##### Entries

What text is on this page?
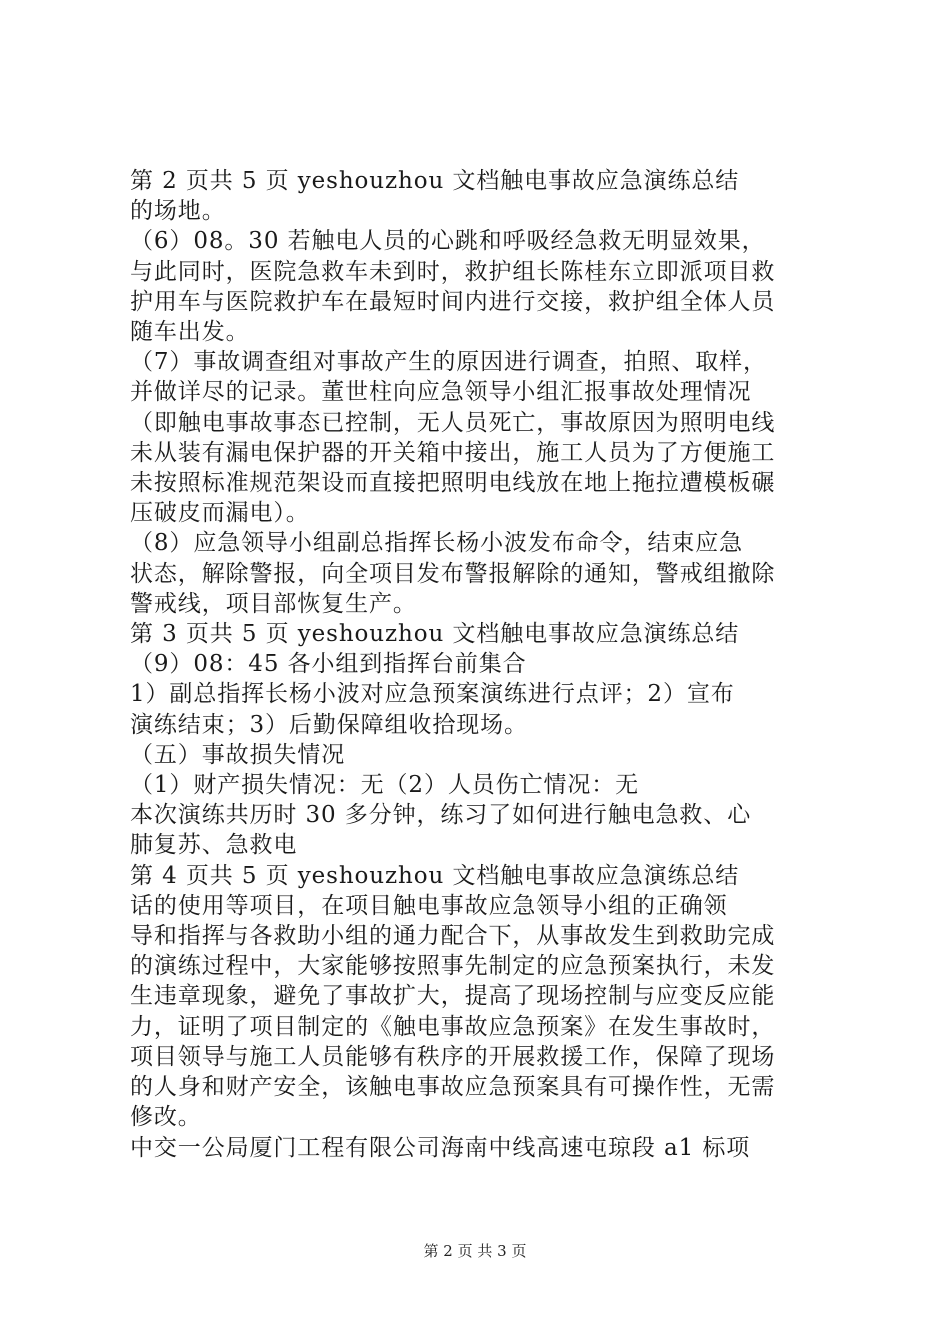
第 2 页共 5 页 yeshouzhou 文档触电事故应急演练总结
的场地。
（6）08。30 若触电人员的心跳和呼吸经急救无明显效果，
与此同时，医院急救车未到时，救护组长陈桂东立即派项目救
护用车与医院救护车在最短时间内进行交接，救护组全体人员
随车出发。
（7）事故调查组对事故产生的原因进行调查，拍照、取样，
并做详尽的记录。董世柱向应急领导小组汇报事故处理情况
（即触电事故事态已控制，无人员死亡，事故原因为照明电线
未从装有漏电保护器的开关箱中接出，施工人员为了方便施工
未按照标准规范架设而直接把照明电线放在地上拖拉遭模板碾
压破皮而漏电）。
（8）应急领导小组副总指挥长杨小波发布命令，结束应急
状态，解除警报，向全项目发布警报解除的通知，警戒组撤除
警戒线，项目部恢复生产。
第 3 页共 5 页 yeshouzhou 文档触电事故应急演练总结
（9）08：45 各小组到指挥台前集合
1）副总指挥长杨小波对应急预案演练进行点评；2）宣布
演练结束；3）后勤保障组收拾现场。
（五）事故损失情况
（1）财产损失情况：无（2）人员伤亡情况：无
本次演练共历时 30 多分钟，练习了如何进行触电急救、心
肺复苏、急救电
第 4 页共 5 页 yeshouzhou 文档触电事故应急演练总结
话的使用等项目，在项目触电事故应急领导小组的正确领
导和指挥与各救助小组的通力配合下，从事故发生到救助完成
的演练过程中，大家能够按照事先制定的应急预案执行，未发
生违章现象，避免了事故扩大，提高了现场控制与应变反应能
力，证明了项目制定的《触电事故应急预案》在发生事故时，
项目领导与施工人员能够有秩序的开展救援工作，保障了现场
的人身和财产安全，该触电事故应急预案具有可操作性，无需
修改。
中交一公局厦门工程有限公司海南中线高速屯琼段 a1 标项
第 2 页 共 3 页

##########

> [Work to complete]: Show every line of the listing in which the string "yeshouzhou" can be found.

> [Exercise output]:
第 2 页共 5 页 yeshouzhou 文档触电事故应急演练总结
第 3 页共 5 页 yeshouzhou 文档触电事故应急演练总结
第 4 页共 5 页 yeshouzhou 文档触电事故应急演练总结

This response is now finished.